> WRITTEN TASK:
Faithfully return all lines, omitting every embedded picture.

> EXCERPTED RECORDS:
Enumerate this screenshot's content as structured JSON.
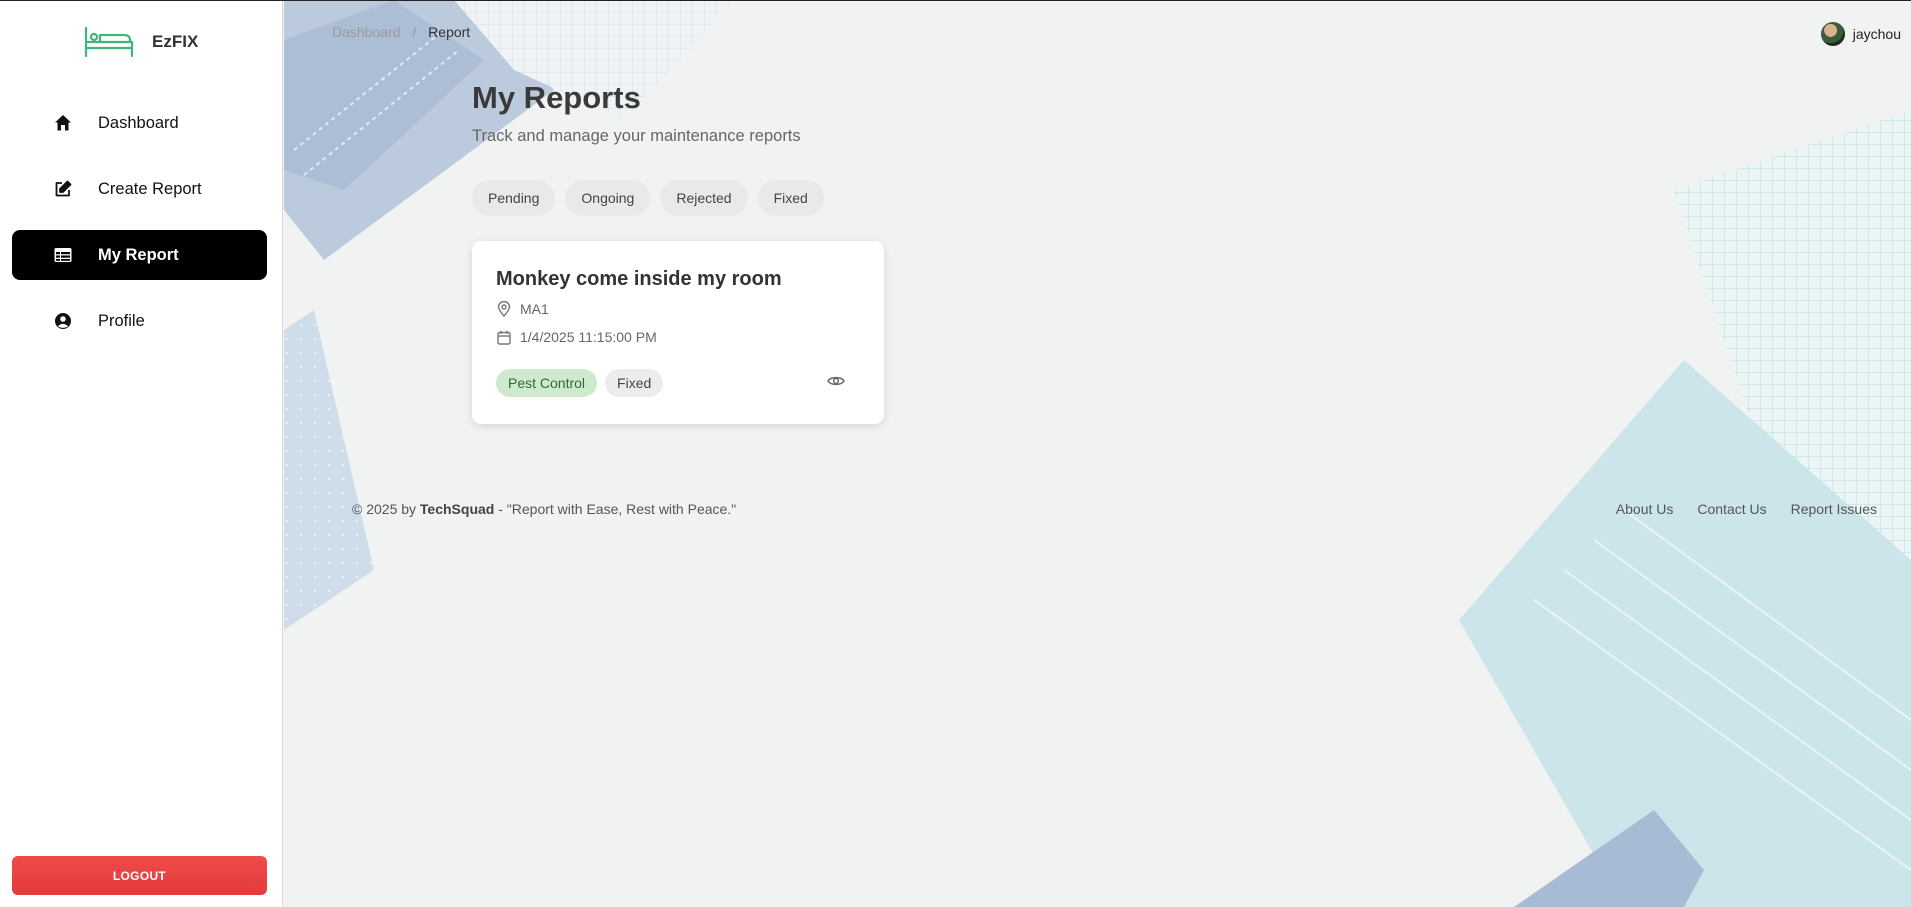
{
  "app": {
    "name": "EzFIX",
    "brand_color": "#3cb878"
  },
  "sidebar": {
    "items": [
      {
        "label": "Dashboard",
        "icon": "home-icon"
      },
      {
        "label": "Create Report",
        "icon": "edit-icon"
      },
      {
        "label": "My Report",
        "icon": "table-icon",
        "active": true
      },
      {
        "label": "Profile",
        "icon": "user-circle-icon"
      }
    ],
    "logout_label": "LOGOUT",
    "logout_color": "#e94141"
  },
  "header": {
    "breadcrumb": [
      "Dashboard",
      "Report"
    ],
    "separator": "/",
    "username": "jaychou"
  },
  "main": {
    "title": "My Reports",
    "subtitle": "Track and manage your maintenance reports",
    "filters": [
      "Pending",
      "Ongoing",
      "Rejected",
      "Fixed"
    ],
    "reports": [
      {
        "title": "Monkey come inside my room",
        "location": "MA1",
        "datetime": "1/4/2025 11:15:00 PM",
        "category": "Pest Control",
        "status": "Fixed"
      }
    ]
  },
  "footer": {
    "copyright": "© 2025 by",
    "company": "TechSquad",
    "tagline": "- \"Report with Ease, Rest with Peace.\"",
    "links": [
      "About Us",
      "Contact Us",
      "Report Issues"
    ]
  }
}
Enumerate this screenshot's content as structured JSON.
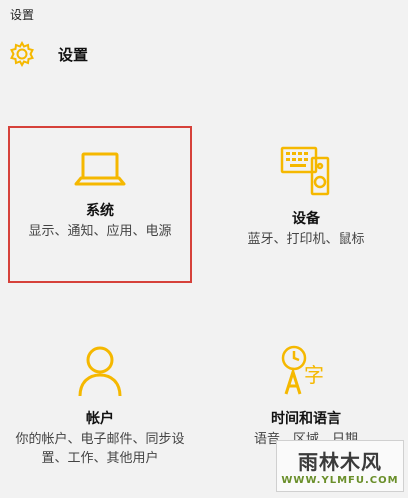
{
  "window": {
    "title": "设置"
  },
  "header": {
    "icon": "gear-icon",
    "title": "设置"
  },
  "tiles": {
    "system": {
      "icon": "laptop-icon",
      "title": "系统",
      "description": "显示、通知、应用、电源"
    },
    "devices": {
      "icon": "devices-icon",
      "title": "设备",
      "description": "蓝牙、打印机、鼠标"
    },
    "accounts": {
      "icon": "person-icon",
      "title": "帐户",
      "description": "你的帐户、电子邮件、同步设置、工作、其他用户"
    },
    "time_language": {
      "icon": "clock-language-icon",
      "title": "时间和语言",
      "description": "语音、区域、日期"
    }
  },
  "watermark": {
    "main": "雨林木风",
    "sub": "WWW.YLMFU.COM"
  },
  "colors": {
    "accent": "#f5b800",
    "selection_border": "#d6413a",
    "background": "#f2f2f2"
  }
}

> ANSWER IN FULL:
Enumerate this screenshot's content as structured JSON.
{
  "app": {
    "name": "EzFIX",
    "brand_color": "#3cb878"
  },
  "sidebar": {
    "items": [
      {
        "label": "Dashboard",
        "icon": "home-icon"
      },
      {
        "label": "Create Report",
        "icon": "edit-icon"
      },
      {
        "label": "My Report",
        "icon": "table-icon",
        "active": true
      },
      {
        "label": "Profile",
        "icon": "user-circle-icon"
      }
    ],
    "logout_label": "LOGOUT",
    "logout_color": "#e94141"
  },
  "header": {
    "breadcrumb": [
      "Dashboard",
      "Report"
    ],
    "separator": "/",
    "username": "jaychou"
  },
  "main": {
    "title": "My Reports",
    "subtitle": "Track and manage your maintenance reports",
    "filters": [
      "Pending",
      "Ongoing",
      "Rejected",
      "Fixed"
    ],
    "reports": [
      {
        "title": "Monkey come inside my room",
        "location": "MA1",
        "datetime": "1/4/2025 11:15:00 PM",
        "category": "Pest Control",
        "status": "Fixed"
      }
    ]
  },
  "footer": {
    "copyright": "© 2025 by",
    "company": "TechSquad",
    "tagline": "- \"Report with Ease, Rest with Peace.\"",
    "links": [
      "About Us",
      "Contact Us",
      "Report Issues"
    ]
  }
}
Enumerate this screenshot's content as structured JSON.
{
  "window": {
    "title": "设置"
  },
  "header": {
    "icon": "gear-icon",
    "title": "设置"
  },
  "tiles": {
    "system": {
      "icon": "laptop-icon",
      "title": "系统",
      "description": "显示、通知、应用、电源"
    },
    "devices": {
      "icon": "devices-icon",
      "title": "设备",
      "description": "蓝牙、打印机、鼠标"
    },
    "accounts": {
      "icon": "person-icon",
      "title": "帐户",
      "description": "你的帐户、电子邮件、同步设置、工作、其他用户"
    },
    "time_language": {
      "icon": "clock-language-icon",
      "title": "时间和语言",
      "description": "语音、区域、日期"
    }
  },
  "watermark": {
    "main": "雨林木风",
    "sub": "WWW.YLMFU.COM"
  },
  "colors": {
    "accent": "#f5b800",
    "selection_border": "#d6413a",
    "background": "#f2f2f2"
  }
}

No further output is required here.